■ DIRECTIVE
Copy out each of the lines below without changing anything.

'''

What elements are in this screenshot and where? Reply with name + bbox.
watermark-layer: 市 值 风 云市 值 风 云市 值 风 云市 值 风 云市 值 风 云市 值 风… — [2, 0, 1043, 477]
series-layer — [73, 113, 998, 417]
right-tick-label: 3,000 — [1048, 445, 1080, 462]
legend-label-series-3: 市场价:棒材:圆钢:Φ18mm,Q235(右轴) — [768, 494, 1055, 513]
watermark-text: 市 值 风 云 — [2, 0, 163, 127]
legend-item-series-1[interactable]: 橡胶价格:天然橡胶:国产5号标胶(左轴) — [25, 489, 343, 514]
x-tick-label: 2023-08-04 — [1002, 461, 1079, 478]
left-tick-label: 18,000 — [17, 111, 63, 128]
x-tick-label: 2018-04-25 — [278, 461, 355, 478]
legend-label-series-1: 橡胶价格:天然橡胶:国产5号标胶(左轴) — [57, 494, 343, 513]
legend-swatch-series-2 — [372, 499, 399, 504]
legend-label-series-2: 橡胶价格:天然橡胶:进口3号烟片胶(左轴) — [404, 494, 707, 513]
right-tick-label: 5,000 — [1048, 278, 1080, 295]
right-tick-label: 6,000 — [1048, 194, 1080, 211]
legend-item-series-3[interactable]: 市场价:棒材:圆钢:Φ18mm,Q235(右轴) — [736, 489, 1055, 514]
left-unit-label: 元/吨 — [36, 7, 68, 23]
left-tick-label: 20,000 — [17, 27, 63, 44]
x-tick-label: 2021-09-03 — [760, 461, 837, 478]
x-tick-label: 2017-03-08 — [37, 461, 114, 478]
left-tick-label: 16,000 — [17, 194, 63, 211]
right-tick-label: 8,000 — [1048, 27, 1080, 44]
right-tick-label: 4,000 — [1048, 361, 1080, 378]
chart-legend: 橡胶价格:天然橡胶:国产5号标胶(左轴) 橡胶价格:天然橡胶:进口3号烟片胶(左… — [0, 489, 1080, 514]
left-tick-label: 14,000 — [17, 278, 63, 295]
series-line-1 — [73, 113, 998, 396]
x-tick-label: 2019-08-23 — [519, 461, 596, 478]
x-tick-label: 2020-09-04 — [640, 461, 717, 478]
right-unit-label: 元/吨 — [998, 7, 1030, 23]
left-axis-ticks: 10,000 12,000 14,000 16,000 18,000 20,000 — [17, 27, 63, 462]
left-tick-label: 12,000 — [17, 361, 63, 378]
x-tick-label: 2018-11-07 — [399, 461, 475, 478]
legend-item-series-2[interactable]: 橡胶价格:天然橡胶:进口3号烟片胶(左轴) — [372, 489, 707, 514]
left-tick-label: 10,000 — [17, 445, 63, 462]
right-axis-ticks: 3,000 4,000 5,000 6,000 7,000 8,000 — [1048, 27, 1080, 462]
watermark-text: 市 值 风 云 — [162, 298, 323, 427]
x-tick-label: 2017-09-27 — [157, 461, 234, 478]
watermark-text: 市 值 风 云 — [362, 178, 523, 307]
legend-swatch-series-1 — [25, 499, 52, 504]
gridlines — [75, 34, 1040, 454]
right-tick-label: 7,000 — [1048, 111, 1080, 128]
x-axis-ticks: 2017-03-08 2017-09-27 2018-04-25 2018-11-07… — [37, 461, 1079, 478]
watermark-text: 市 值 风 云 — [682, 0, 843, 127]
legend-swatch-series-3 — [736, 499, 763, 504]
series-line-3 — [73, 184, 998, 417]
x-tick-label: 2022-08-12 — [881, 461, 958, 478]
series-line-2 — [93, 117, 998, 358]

'''

■ TASK OUTPUT
What elements are in this screenshot and where? Reply with name + bbox.
watermark-layer: 市 值 风 云市 值 风 云市 值 风 云市 值 风 云市 值 风 云市 值 风… — [2, 0, 1043, 477]
series-layer — [73, 113, 998, 417]
right-tick-label: 3,000 — [1048, 445, 1080, 462]
legend-label-series-3: 市场价:棒材:圆钢:Φ18mm,Q235(右轴) — [768, 494, 1055, 513]
watermark-text: 市 值 风 云 — [2, 0, 163, 127]
legend-item-series-1[interactable]: 橡胶价格:天然橡胶:国产5号标胶(左轴) — [25, 489, 343, 514]
x-tick-label: 2023-08-04 — [1002, 461, 1079, 478]
left-tick-label: 18,000 — [17, 111, 63, 128]
x-tick-label: 2018-04-25 — [278, 461, 355, 478]
legend-label-series-1: 橡胶价格:天然橡胶:国产5号标胶(左轴) — [57, 494, 343, 513]
legend-swatch-series-2 — [372, 499, 399, 504]
legend-label-series-2: 橡胶价格:天然橡胶:进口3号烟片胶(左轴) — [404, 494, 707, 513]
right-tick-label: 5,000 — [1048, 278, 1080, 295]
right-tick-label: 6,000 — [1048, 194, 1080, 211]
legend-item-series-3[interactable]: 市场价:棒材:圆钢:Φ18mm,Q235(右轴) — [736, 489, 1055, 514]
left-unit-label: 元/吨 — [36, 7, 68, 23]
left-tick-label: 20,000 — [17, 27, 63, 44]
x-tick-label: 2021-09-03 — [760, 461, 837, 478]
x-tick-label: 2017-03-08 — [37, 461, 114, 478]
left-tick-label: 16,000 — [17, 194, 63, 211]
right-tick-label: 8,000 — [1048, 27, 1080, 44]
right-tick-label: 4,000 — [1048, 361, 1080, 378]
chart-legend: 橡胶价格:天然橡胶:国产5号标胶(左轴) 橡胶价格:天然橡胶:进口3号烟片胶(左… — [0, 489, 1080, 514]
left-tick-label: 14,000 — [17, 278, 63, 295]
series-line-1 — [73, 113, 998, 396]
x-tick-label: 2019-08-23 — [519, 461, 596, 478]
x-tick-label: 2020-09-04 — [640, 461, 717, 478]
right-unit-label: 元/吨 — [998, 7, 1030, 23]
left-axis-ticks: 10,000 12,000 14,000 16,000 18,000 20,000 — [17, 27, 63, 462]
left-tick-label: 12,000 — [17, 361, 63, 378]
x-tick-label: 2018-11-07 — [399, 461, 475, 478]
legend-item-series-2[interactable]: 橡胶价格:天然橡胶:进口3号烟片胶(左轴) — [372, 489, 707, 514]
left-tick-label: 10,000 — [17, 445, 63, 462]
right-axis-ticks: 3,000 4,000 5,000 6,000 7,000 8,000 — [1048, 27, 1080, 462]
watermark-text: 市 值 风 云 — [162, 298, 323, 427]
x-tick-label: 2017-09-27 — [157, 461, 234, 478]
watermark-text: 市 值 风 云 — [362, 178, 523, 307]
legend-swatch-series-1 — [25, 499, 52, 504]
gridlines — [75, 34, 1040, 454]
right-tick-label: 7,000 — [1048, 111, 1080, 128]
x-axis-ticks: 2017-03-08 2017-09-27 2018-04-25 2018-11-07… — [37, 461, 1079, 478]
watermark-text: 市 值 风 云 — [682, 0, 843, 127]
legend-swatch-series-3 — [736, 499, 763, 504]
series-line-3 — [73, 184, 998, 417]
x-tick-label: 2022-08-12 — [881, 461, 958, 478]
series-line-2 — [93, 117, 998, 358]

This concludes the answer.